◆ Task to carry out ◆
Identify all lines of the data containing the string "type" and copy them.

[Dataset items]
** begin **

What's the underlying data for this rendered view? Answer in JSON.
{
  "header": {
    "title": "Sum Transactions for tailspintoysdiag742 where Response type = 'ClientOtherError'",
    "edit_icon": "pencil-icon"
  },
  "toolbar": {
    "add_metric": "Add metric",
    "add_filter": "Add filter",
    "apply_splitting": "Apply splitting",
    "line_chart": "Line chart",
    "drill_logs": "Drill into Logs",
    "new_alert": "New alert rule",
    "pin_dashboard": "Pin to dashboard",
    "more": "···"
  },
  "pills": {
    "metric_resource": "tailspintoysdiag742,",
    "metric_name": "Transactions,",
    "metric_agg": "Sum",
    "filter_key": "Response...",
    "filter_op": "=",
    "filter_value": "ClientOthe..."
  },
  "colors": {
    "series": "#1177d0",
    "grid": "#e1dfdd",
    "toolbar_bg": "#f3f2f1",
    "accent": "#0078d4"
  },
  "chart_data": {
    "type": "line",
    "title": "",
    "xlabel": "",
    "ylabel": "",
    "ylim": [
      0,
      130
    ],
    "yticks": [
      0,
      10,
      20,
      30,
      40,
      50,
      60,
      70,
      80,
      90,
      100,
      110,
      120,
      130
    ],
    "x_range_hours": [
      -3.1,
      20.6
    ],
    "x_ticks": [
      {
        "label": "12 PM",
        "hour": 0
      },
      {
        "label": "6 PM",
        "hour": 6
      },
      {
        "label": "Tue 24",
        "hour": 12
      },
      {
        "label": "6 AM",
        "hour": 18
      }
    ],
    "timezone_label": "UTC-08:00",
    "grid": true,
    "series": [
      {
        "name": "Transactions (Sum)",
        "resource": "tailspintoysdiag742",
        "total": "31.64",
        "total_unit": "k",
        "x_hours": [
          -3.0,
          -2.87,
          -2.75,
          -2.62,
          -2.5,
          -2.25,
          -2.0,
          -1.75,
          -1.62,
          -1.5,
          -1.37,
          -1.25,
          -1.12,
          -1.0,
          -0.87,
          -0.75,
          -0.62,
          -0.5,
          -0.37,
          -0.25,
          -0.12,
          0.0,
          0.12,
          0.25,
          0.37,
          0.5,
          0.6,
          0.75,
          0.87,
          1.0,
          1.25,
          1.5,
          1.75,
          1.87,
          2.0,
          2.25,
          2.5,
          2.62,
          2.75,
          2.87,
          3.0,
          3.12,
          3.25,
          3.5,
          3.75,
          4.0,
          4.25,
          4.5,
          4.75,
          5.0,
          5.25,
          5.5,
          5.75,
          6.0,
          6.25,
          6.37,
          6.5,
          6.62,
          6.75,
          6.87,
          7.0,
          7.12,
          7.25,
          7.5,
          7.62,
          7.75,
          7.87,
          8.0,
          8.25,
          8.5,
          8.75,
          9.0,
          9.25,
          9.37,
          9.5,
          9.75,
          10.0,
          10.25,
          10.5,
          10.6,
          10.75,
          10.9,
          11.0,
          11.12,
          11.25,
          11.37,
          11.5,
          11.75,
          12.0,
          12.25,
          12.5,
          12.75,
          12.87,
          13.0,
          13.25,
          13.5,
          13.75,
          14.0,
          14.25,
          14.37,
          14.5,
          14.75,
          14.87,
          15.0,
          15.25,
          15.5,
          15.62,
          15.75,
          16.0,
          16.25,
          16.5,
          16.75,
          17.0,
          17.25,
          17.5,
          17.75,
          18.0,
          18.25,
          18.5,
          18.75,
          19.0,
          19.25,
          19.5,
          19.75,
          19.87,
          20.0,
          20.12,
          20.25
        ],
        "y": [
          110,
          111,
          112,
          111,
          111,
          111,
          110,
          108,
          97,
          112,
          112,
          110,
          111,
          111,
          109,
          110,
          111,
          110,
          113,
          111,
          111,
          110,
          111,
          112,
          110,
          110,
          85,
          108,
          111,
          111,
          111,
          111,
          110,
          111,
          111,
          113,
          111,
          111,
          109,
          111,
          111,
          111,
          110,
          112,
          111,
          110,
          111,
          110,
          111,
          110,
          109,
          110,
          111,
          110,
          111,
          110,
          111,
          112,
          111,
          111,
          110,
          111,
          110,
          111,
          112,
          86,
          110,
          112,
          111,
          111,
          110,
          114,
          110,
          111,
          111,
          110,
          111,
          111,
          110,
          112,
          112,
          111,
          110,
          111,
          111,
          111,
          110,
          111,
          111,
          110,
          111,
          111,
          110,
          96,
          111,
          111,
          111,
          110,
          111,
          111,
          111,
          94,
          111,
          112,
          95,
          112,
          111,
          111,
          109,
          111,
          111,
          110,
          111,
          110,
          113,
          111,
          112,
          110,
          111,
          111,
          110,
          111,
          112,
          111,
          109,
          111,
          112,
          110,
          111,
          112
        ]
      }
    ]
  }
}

** end **

◆ Exercise solution ◆
    "title": "Sum Transactions for tailspintoysdiag742 where Response type = 'ClientOtherError'",
    "type": "line",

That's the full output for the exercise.